Exercise description> Your task is to print the material below exactly as presented.

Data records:
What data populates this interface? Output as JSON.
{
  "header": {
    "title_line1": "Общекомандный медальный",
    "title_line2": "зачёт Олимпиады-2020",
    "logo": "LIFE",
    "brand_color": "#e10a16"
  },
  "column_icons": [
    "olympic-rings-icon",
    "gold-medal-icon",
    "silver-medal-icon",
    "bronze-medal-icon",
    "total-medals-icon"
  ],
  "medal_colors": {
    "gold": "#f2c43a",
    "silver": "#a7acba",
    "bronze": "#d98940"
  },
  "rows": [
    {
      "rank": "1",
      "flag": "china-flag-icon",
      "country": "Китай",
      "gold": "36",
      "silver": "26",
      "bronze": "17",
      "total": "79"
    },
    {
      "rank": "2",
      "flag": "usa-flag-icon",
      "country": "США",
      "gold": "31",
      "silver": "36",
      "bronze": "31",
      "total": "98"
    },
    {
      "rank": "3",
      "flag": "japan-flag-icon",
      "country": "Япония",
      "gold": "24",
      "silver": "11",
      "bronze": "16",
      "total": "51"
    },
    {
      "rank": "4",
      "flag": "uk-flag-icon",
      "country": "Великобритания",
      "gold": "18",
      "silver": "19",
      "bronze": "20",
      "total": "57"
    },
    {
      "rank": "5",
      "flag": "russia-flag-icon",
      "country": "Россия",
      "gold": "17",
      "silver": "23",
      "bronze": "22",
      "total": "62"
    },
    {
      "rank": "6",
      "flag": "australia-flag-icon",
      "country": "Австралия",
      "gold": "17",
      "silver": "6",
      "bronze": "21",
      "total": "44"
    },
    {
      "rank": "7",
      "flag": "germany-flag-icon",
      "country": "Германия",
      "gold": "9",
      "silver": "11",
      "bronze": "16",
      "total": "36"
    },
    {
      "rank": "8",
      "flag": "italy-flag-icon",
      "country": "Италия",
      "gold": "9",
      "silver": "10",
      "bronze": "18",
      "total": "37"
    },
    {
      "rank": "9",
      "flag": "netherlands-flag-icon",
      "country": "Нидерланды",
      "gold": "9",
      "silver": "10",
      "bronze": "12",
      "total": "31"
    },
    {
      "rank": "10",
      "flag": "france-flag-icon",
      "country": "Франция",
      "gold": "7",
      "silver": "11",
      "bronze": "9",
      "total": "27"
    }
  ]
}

Result of the exercise>
What data populates this interface? Output as JSON.
{
  "header": {
    "title_line1": "Общекомандный медальный",
    "title_line2": "зачёт Олимпиады-2020",
    "logo": "LIFE",
    "brand_color": "#e10a16"
  },
  "column_icons": [
    "olympic-rings-icon",
    "gold-medal-icon",
    "silver-medal-icon",
    "bronze-medal-icon",
    "total-medals-icon"
  ],
  "medal_colors": {
    "gold": "#f2c43a",
    "silver": "#a7acba",
    "bronze": "#d98940"
  },
  "rows": [
    {
      "rank": "1",
      "flag": "china-flag-icon",
      "country": "Китай",
      "gold": "36",
      "silver": "26",
      "bronze": "17",
      "total": "79"
    },
    {
      "rank": "2",
      "flag": "usa-flag-icon",
      "country": "США",
      "gold": "31",
      "silver": "36",
      "bronze": "31",
      "total": "98"
    },
    {
      "rank": "3",
      "flag": "japan-flag-icon",
      "country": "Япония",
      "gold": "24",
      "silver": "11",
      "bronze": "16",
      "total": "51"
    },
    {
      "rank": "4",
      "flag": "uk-flag-icon",
      "country": "Великобритания",
      "gold": "18",
      "silver": "19",
      "bronze": "20",
      "total": "57"
    },
    {
      "rank": "5",
      "flag": "russia-flag-icon",
      "country": "Россия",
      "gold": "17",
      "silver": "23",
      "bronze": "22",
      "total": "62"
    },
    {
      "rank": "6",
      "flag": "australia-flag-icon",
      "country": "Австралия",
      "gold": "17",
      "silver": "6",
      "bronze": "21",
      "total": "44"
    },
    {
      "rank": "7",
      "flag": "germany-flag-icon",
      "country": "Германия",
      "gold": "9",
      "silver": "11",
      "bronze": "16",
      "total": "36"
    },
    {
      "rank": "8",
      "flag": "italy-flag-icon",
      "country": "Италия",
      "gold": "9",
      "silver": "10",
      "bronze": "18",
      "total": "37"
    },
    {
      "rank": "9",
      "flag": "netherlands-flag-icon",
      "country": "Нидерланды",
      "gold": "9",
      "silver": "10",
      "bronze": "12",
      "total": "31"
    },
    {
      "rank": "10",
      "flag": "france-flag-icon",
      "country": "Франция",
      "gold": "7",
      "silver": "11",
      "bronze": "9",
      "total": "27"
    }
  ]
}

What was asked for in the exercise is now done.